**MATERIAL SHOWN**

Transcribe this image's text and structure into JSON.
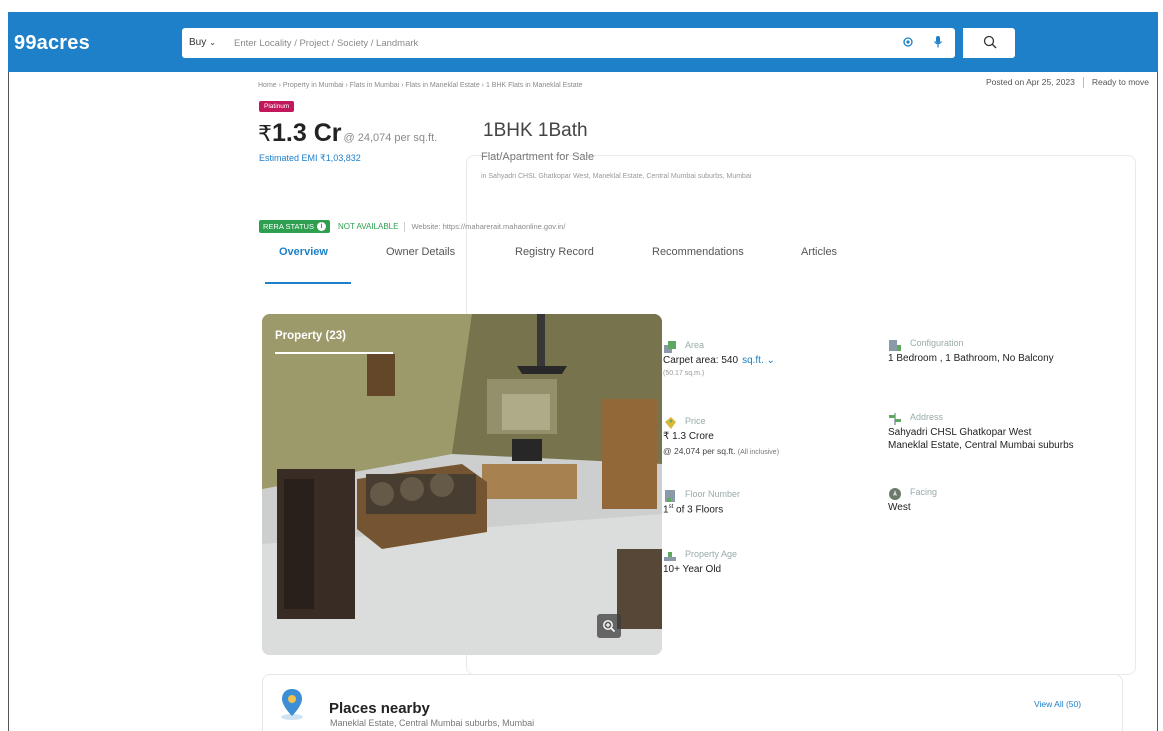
{
  "header": {
    "logo": "99acres",
    "buy_label": "Buy",
    "search_placeholder": "Enter Locality / Project / Society / Landmark"
  },
  "posted": {
    "date": "Posted on Apr 25, 2023",
    "status": "Ready to move"
  },
  "breadcrumb": "Home › Property in Mumbai › Flats in Mumbai › Flats in Maneklal Estate › 1 BHK Flats in Maneklal Estate",
  "badge": "Platinum",
  "price": {
    "currency": "₹",
    "amount": "1.3 Cr",
    "per_sqft": "@ 24,074 per sq.ft.",
    "emi": "Estimated EMI ₹1,03,832"
  },
  "config": {
    "title": "1BHK 1Bath",
    "type": "Flat/Apartment for Sale",
    "address": "in Sahyadri CHSL Ghatkopar West, Maneklal Estate, Central Mumbai suburbs, Mumbai"
  },
  "rera": {
    "label": "RERA STATUS",
    "info_glyph": "i",
    "status": "NOT AVAILABLE",
    "website": "Website: https://maharerait.mahaonline.gov.in/"
  },
  "tabs": [
    {
      "label": "Overview",
      "active": true
    },
    {
      "label": "Owner Details",
      "active": false
    },
    {
      "label": "Registry Record",
      "active": false
    },
    {
      "label": "Recommendations",
      "active": false
    },
    {
      "label": "Articles",
      "active": false
    }
  ],
  "photo": {
    "title": "Property (23)"
  },
  "details": {
    "area": {
      "label": "Area",
      "value": "Carpet area: 540",
      "unit": "sq.ft.",
      "sub": "(50.17 sq.m.)"
    },
    "configuration": {
      "label": "Configuration",
      "value": "1 Bedroom , 1 Bathroom, No Balcony"
    },
    "price": {
      "label": "Price",
      "value": "₹ 1.3 Crore",
      "sub": "@ 24,074 per sq.ft.",
      "sub_note": "(All inclusive)"
    },
    "address": {
      "label": "Address",
      "line1": "Sahyadri CHSL Ghatkopar West",
      "line2": "Maneklal Estate, Central Mumbai suburbs"
    },
    "floor": {
      "label": "Floor Number",
      "value_num": "1",
      "value_sup": "st",
      "value_rest": "of 3 Floors"
    },
    "facing": {
      "label": "Facing",
      "value": "West"
    },
    "age": {
      "label": "Property Age",
      "value": "10+ Year Old"
    }
  },
  "places": {
    "title": "Places nearby",
    "subtitle": "Maneklal Estate, Central Mumbai suburbs, Mumbai",
    "view_all": "View All (50)"
  },
  "colors": {
    "brand_blue": "#1d80c9",
    "rera_green": "#2e9e4f",
    "badge_magenta": "#c2185b"
  },
  "icons": [
    "location-target-icon",
    "microphone-icon",
    "search-icon",
    "info-icon",
    "zoom-icon",
    "area-icon",
    "configuration-icon",
    "price-icon",
    "address-icon",
    "floor-icon",
    "facing-icon",
    "property-age-icon",
    "map-pin-icon"
  ]
}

**GOAL OF THE EXERCISE**
Gather every line from the listing above in which "Central" appears, and copy those lines.

**ANSWER**
    "address": "in Sahyadri CHSL Ghatkopar West, Maneklal Estate, Central Mumbai suburbs, Mumbai"
      "line2": "Maneklal Estate, Central Mumbai suburbs"
    "subtitle": "Maneklal Estate, Central Mumbai suburbs, Mumbai",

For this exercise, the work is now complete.